• **Exercise objective**
Check each line of the listing for the word "with" and report how many lines contain it, giving nothing but the number.

• **Recorded data**
%%
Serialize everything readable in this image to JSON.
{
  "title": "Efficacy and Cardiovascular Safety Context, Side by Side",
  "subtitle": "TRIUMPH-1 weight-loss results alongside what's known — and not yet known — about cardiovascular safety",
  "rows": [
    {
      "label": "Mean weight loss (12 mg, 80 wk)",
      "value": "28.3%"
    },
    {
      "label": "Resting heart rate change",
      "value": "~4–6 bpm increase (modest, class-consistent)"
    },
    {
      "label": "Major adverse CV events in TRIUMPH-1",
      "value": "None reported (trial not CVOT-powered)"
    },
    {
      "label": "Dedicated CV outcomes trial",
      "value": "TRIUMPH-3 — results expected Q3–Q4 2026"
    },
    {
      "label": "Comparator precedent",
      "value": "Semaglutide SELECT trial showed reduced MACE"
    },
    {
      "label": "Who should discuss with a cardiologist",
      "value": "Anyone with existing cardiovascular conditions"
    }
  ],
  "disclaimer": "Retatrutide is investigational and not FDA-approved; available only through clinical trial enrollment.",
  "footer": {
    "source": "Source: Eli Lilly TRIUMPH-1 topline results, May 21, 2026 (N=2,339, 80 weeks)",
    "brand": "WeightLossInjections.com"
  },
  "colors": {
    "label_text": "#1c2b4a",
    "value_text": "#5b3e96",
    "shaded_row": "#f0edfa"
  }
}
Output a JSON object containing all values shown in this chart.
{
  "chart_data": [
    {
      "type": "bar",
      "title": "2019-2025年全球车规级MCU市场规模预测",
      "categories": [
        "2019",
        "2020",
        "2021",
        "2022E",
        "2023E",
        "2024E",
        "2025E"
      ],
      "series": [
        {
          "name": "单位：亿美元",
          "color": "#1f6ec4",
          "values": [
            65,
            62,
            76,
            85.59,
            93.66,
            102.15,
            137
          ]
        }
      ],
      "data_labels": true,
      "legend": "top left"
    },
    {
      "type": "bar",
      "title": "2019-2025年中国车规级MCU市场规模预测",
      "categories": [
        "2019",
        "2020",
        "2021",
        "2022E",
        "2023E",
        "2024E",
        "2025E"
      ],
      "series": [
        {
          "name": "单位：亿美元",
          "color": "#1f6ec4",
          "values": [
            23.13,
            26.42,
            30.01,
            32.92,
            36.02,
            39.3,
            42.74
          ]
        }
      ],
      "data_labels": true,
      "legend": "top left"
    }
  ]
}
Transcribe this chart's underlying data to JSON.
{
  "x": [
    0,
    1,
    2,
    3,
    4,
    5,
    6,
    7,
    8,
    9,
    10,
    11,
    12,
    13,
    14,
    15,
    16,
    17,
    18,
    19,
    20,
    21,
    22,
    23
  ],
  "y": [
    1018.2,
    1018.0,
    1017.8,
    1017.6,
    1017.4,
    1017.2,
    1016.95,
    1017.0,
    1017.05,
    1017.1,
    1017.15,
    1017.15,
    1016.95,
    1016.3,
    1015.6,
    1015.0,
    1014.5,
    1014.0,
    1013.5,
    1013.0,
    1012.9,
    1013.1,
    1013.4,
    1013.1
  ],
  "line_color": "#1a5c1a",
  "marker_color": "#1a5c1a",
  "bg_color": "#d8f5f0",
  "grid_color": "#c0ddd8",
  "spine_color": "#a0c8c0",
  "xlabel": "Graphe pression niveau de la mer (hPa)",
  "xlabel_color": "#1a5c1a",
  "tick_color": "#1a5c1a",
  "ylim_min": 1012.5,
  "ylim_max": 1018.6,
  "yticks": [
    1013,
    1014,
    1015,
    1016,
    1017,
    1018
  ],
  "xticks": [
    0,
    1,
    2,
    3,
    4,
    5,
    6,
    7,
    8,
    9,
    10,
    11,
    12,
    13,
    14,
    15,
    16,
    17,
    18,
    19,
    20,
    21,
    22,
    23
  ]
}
%%
• **Solution**
2